Given entries.
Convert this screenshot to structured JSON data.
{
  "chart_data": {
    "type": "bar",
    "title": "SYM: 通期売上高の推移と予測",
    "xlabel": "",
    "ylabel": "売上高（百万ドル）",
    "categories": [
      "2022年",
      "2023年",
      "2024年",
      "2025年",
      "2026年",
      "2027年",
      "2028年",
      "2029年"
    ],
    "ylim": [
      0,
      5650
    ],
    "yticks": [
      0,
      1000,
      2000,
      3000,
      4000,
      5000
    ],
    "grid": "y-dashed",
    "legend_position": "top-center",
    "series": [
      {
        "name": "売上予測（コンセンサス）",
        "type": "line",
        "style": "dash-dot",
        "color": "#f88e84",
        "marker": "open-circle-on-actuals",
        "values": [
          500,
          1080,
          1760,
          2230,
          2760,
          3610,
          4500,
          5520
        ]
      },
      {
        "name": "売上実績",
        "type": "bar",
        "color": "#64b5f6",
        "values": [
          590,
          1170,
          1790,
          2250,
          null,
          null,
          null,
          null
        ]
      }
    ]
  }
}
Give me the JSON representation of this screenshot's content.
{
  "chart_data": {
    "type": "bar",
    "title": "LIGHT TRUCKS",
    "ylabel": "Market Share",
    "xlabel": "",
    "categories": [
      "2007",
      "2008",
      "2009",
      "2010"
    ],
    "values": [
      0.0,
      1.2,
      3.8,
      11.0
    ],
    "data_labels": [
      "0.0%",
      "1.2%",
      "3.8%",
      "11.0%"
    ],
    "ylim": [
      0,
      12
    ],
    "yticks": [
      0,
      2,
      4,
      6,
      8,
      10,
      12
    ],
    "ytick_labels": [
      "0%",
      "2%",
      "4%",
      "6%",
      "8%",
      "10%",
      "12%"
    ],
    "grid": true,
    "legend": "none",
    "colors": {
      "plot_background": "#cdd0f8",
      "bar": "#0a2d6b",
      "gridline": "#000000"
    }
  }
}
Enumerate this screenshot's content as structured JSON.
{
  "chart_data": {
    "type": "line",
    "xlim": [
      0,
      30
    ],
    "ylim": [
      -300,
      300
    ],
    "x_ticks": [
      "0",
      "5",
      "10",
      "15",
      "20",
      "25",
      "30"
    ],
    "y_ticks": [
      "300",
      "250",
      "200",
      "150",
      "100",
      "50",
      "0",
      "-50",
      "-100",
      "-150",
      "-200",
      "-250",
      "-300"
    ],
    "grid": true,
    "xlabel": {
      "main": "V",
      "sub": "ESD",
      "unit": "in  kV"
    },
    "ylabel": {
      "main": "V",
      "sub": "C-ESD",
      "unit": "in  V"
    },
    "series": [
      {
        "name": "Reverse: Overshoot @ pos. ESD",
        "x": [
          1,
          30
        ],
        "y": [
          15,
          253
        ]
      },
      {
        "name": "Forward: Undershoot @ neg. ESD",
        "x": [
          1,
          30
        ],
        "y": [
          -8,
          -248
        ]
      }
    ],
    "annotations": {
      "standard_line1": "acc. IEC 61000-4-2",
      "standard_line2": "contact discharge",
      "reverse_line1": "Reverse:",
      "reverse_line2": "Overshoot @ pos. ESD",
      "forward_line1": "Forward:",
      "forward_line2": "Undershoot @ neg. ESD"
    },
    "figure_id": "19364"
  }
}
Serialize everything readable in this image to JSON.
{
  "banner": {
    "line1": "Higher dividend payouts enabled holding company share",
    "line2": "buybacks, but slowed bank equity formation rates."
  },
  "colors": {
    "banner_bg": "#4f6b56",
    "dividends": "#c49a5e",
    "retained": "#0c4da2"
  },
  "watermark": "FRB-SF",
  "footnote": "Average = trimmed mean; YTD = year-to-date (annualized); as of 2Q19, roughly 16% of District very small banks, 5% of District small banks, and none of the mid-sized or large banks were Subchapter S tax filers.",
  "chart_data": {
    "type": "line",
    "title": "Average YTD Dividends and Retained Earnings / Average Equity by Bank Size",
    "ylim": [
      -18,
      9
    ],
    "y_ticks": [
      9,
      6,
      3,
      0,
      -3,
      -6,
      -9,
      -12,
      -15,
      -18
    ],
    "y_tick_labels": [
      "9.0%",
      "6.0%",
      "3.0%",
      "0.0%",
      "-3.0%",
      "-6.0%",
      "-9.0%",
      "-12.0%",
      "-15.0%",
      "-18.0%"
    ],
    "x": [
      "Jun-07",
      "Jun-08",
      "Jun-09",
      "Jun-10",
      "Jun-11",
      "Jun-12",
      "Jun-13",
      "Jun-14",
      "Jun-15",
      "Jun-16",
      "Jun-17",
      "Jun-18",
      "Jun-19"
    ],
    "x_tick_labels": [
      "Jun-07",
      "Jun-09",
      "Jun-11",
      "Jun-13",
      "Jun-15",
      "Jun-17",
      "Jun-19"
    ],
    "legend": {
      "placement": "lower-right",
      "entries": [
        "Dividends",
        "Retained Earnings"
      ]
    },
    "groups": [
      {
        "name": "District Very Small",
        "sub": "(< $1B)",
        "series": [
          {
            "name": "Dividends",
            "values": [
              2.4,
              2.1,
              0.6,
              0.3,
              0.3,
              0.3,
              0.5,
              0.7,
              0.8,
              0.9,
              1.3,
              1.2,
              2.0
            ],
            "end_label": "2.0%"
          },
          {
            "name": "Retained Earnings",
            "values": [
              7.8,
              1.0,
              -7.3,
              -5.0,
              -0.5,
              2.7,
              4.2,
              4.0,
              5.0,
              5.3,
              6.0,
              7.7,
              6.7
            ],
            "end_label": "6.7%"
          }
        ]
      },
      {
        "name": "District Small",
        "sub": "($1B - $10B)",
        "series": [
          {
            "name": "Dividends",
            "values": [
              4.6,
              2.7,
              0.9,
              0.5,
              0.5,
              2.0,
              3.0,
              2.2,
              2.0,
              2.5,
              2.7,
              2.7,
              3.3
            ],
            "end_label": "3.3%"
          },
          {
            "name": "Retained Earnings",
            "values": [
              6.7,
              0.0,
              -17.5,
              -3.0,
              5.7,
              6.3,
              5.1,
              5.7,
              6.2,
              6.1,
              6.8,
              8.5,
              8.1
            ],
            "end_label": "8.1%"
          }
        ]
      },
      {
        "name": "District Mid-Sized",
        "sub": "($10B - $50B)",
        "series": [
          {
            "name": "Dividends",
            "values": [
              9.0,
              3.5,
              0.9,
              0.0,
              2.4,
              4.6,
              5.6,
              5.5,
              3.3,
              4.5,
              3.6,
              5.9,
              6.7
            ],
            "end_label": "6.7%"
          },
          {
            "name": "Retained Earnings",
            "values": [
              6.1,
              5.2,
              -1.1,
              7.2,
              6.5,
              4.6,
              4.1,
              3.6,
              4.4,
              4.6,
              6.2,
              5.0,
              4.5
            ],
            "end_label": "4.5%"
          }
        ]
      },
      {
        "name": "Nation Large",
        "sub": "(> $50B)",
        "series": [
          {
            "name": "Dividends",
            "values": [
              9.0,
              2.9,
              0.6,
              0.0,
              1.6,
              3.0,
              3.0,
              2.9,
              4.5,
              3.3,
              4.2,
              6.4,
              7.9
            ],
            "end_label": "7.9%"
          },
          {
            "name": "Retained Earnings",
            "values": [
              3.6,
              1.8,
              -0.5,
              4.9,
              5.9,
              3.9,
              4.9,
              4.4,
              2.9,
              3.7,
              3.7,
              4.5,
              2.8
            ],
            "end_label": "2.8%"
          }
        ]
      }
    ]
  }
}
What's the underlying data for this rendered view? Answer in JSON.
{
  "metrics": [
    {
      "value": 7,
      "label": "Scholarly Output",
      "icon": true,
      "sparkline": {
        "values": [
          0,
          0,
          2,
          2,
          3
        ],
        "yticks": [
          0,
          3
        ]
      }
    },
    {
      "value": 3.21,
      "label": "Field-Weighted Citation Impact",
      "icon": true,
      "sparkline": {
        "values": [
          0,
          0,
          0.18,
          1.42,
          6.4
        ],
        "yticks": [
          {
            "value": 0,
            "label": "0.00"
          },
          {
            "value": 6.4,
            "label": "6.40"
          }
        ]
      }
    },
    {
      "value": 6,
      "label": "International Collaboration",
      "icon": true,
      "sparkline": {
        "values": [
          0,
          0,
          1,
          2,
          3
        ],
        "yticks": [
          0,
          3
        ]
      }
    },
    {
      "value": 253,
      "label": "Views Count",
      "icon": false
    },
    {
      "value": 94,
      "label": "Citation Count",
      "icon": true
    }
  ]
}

Set problem. Give every line of the material that includes the string "Count".

The output.
      "label": "Views Count",
      "label": "Citation Count",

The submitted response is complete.